*STATED EXERCISE*. Write every record out again exactly, and keep images out of it.

[Collected data]
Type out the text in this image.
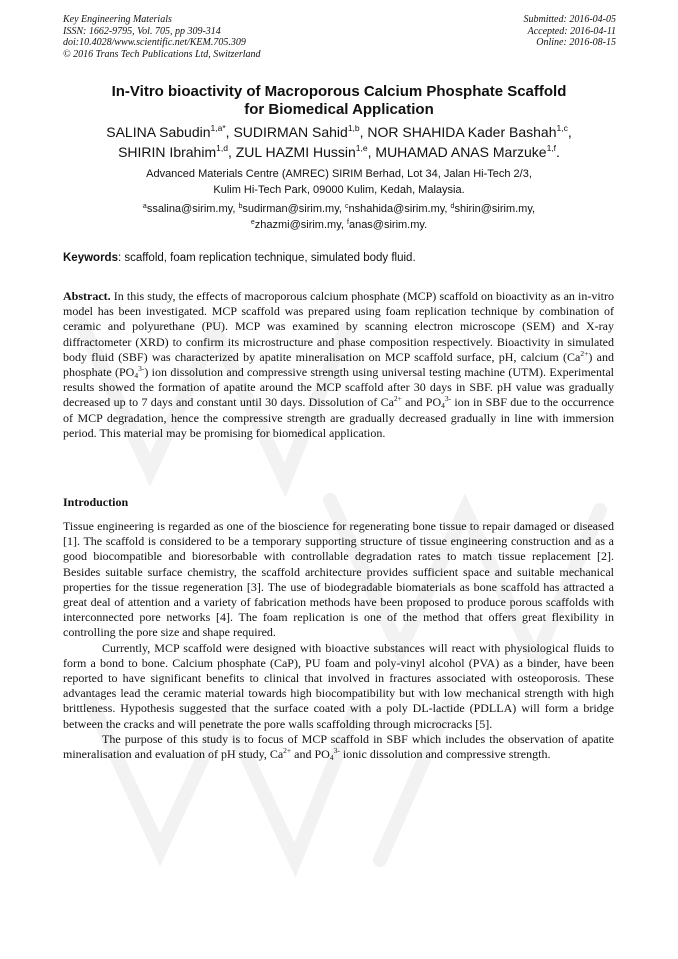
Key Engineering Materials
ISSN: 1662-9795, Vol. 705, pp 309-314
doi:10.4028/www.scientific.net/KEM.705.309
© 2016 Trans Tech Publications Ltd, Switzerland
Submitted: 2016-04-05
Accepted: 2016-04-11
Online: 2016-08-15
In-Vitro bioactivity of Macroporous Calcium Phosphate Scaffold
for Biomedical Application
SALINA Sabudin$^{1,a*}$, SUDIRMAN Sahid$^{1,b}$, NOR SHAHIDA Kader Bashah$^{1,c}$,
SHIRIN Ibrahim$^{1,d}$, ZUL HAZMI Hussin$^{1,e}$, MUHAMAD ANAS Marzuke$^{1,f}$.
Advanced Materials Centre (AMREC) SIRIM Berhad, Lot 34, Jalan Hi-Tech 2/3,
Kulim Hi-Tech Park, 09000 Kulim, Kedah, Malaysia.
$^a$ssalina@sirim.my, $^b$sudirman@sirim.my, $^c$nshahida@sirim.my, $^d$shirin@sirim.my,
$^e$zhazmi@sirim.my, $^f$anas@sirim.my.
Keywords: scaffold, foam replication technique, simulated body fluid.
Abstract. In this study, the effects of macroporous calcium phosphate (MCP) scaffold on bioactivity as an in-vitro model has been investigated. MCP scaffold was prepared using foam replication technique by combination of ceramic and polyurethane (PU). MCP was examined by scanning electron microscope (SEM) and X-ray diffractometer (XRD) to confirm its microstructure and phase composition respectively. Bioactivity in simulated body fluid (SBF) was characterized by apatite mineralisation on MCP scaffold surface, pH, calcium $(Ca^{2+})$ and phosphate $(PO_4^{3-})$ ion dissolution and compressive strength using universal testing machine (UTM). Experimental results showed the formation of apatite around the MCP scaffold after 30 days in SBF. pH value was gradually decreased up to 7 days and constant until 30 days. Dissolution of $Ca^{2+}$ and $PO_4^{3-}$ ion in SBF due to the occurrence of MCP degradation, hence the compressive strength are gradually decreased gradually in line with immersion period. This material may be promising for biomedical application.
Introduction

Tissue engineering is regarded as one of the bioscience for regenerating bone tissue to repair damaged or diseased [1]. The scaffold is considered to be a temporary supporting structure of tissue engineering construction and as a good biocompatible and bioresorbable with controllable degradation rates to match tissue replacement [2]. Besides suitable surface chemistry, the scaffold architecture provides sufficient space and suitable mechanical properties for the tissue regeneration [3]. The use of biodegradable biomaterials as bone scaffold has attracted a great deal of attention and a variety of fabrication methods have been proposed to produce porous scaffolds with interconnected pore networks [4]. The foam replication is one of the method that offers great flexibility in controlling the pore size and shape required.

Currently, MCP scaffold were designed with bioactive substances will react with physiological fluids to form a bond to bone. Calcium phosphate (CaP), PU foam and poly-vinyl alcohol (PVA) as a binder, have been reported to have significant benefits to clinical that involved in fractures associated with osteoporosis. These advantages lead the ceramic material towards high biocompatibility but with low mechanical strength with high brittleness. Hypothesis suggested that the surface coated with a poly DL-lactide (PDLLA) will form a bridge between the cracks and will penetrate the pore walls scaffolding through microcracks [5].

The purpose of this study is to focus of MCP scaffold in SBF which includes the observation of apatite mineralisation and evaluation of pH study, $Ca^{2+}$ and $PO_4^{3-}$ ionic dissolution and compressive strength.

*RESULT BELOW*.
Type out the text in this image.
Key Engineering Materials
ISSN: 1662-9795, Vol. 705, pp 309-314
doi:10.4028/www.scientific.net/KEM.705.309
© 2016 Trans Tech Publications Ltd, Switzerland
Submitted: 2016-04-05
Accepted: 2016-04-11
Online: 2016-08-15
In-Vitro bioactivity of Macroporous Calcium Phosphate Scaffold
for Biomedical Application
SALINA Sabudin$^{1,a*}$, SUDIRMAN Sahid$^{1,b}$, NOR SHAHIDA Kader Bashah$^{1,c}$,
SHIRIN Ibrahim$^{1,d}$, ZUL HAZMI Hussin$^{1,e}$, MUHAMAD ANAS Marzuke$^{1,f}$.
Advanced Materials Centre (AMREC) SIRIM Berhad, Lot 34, Jalan Hi-Tech 2/3,
Kulim Hi-Tech Park, 09000 Kulim, Kedah, Malaysia.
$^a$ssalina@sirim.my, $^b$sudirman@sirim.my, $^c$nshahida@sirim.my, $^d$shirin@sirim.my,
$^e$zhazmi@sirim.my, $^f$anas@sirim.my.
Keywords: scaffold, foam replication technique, simulated body fluid.
Abstract. In this study, the effects of macroporous calcium phosphate (MCP) scaffold on bioactivity as an in-vitro model has been investigated. MCP scaffold was prepared using foam replication technique by combination of ceramic and polyurethane (PU). MCP was examined by scanning electron microscope (SEM) and X-ray diffractometer (XRD) to confirm its microstructure and phase composition respectively. Bioactivity in simulated body fluid (SBF) was characterized by apatite mineralisation on MCP scaffold surface, pH, calcium $(Ca^{2+})$ and phosphate $(PO_4^{3-})$ ion dissolution and compressive strength using universal testing machine (UTM). Experimental results showed the formation of apatite around the MCP scaffold after 30 days in SBF. pH value was gradually decreased up to 7 days and constant until 30 days. Dissolution of $Ca^{2+}$ and $PO_4^{3-}$ ion in SBF due to the occurrence of MCP degradation, hence the compressive strength are gradually decreased gradually in line with immersion period. This material may be promising for biomedical application.
Introduction

Tissue engineering is regarded as one of the bioscience for regenerating bone tissue to repair damaged or diseased [1]. The scaffold is considered to be a temporary supporting structure of tissue engineering construction and as a good biocompatible and bioresorbable with controllable degradation rates to match tissue replacement [2]. Besides suitable surface chemistry, the scaffold architecture provides sufficient space and suitable mechanical properties for the tissue regeneration [3]. The use of biodegradable biomaterials as bone scaffold has attracted a great deal of attention and a variety of fabrication methods have been proposed to produce porous scaffolds with interconnected pore networks [4]. The foam replication is one of the method that offers great flexibility in controlling the pore size and shape required.

Currently, MCP scaffold were designed with bioactive substances will react with physiological fluids to form a bond to bone. Calcium phosphate (CaP), PU foam and poly-vinyl alcohol (PVA) as a binder, have been reported to have significant benefits to clinical that involved in fractures associated with osteoporosis. These advantages lead the ceramic material towards high biocompatibility but with low mechanical strength with high brittleness. Hypothesis suggested that the surface coated with a poly DL-lactide (PDLLA) will form a bridge between the cracks and will penetrate the pore walls scaffolding through microcracks [5].

The purpose of this study is to focus of MCP scaffold in SBF which includes the observation of apatite mineralisation and evaluation of pH study, $Ca^{2+}$ and $PO_4^{3-}$ ionic dissolution and compressive strength.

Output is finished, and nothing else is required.